# [DIRECTION]
Leave out the images and repeat the listing below without a single change.

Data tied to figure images
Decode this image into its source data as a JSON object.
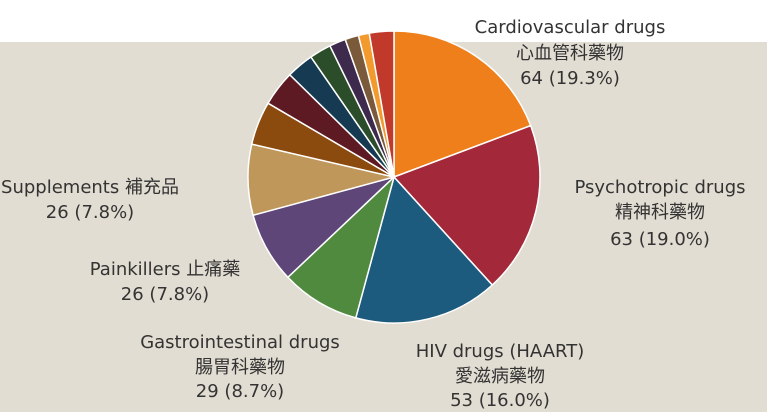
{
  "chart_data": {
    "type": "pie",
    "categories": [
      "Cardiovascular drugs",
      "Psychotropic drugs",
      "HIV drugs (HAART)",
      "Gastrointestinal drugs",
      "Painkillers 止痛藥",
      "Supplements 補充品",
      null,
      null,
      null,
      null,
      null,
      null,
      null,
      null
    ],
    "categories_zh": [
      "心血管科藥物",
      "精神科藥物",
      "愛滋病藥物",
      "腸胃科藥物",
      null,
      null,
      null,
      null,
      null,
      null,
      null,
      null,
      null,
      null
    ],
    "values": [
      64,
      63,
      53,
      29,
      26,
      26,
      16,
      13,
      10,
      8,
      6,
      5,
      4,
      9
    ],
    "value_labels": [
      "64 (19.3%)",
      "63 (19.0%)",
      "53 (16.0%)",
      "29 (8.7%)",
      "26 (7.8%)",
      "26 (7.8%)",
      null,
      null,
      null,
      null,
      null,
      null,
      null,
      null
    ],
    "colors": [
      "#ef7f1a",
      "#a3293a",
      "#1c5a7e",
      "#4f8a3f",
      "#5e4678",
      "#c0975a",
      "#8b4a0e",
      "#5e1a22",
      "#163a52",
      "#2c4d2a",
      "#3d2a4d",
      "#7a5a3a",
      "#f29a2e",
      "#c0392b"
    ]
  }
}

# [EXERCISE ANSWER]
Decode this image into its source data as a JSON object.
{
  "chart_data": {
    "type": "pie",
    "categories": [
      "Cardiovascular drugs",
      "Psychotropic drugs",
      "HIV drugs (HAART)",
      "Gastrointestinal drugs",
      "Painkillers 止痛藥",
      "Supplements 補充品",
      null,
      null,
      null,
      null,
      null,
      null,
      null,
      null
    ],
    "categories_zh": [
      "心血管科藥物",
      "精神科藥物",
      "愛滋病藥物",
      "腸胃科藥物",
      null,
      null,
      null,
      null,
      null,
      null,
      null,
      null,
      null,
      null
    ],
    "values": [
      64,
      63,
      53,
      29,
      26,
      26,
      16,
      13,
      10,
      8,
      6,
      5,
      4,
      9
    ],
    "value_labels": [
      "64 (19.3%)",
      "63 (19.0%)",
      "53 (16.0%)",
      "29 (8.7%)",
      "26 (7.8%)",
      "26 (7.8%)",
      null,
      null,
      null,
      null,
      null,
      null,
      null,
      null
    ],
    "colors": [
      "#ef7f1a",
      "#a3293a",
      "#1c5a7e",
      "#4f8a3f",
      "#5e4678",
      "#c0975a",
      "#8b4a0e",
      "#5e1a22",
      "#163a52",
      "#2c4d2a",
      "#3d2a4d",
      "#7a5a3a",
      "#f29a2e",
      "#c0392b"
    ]
  }
}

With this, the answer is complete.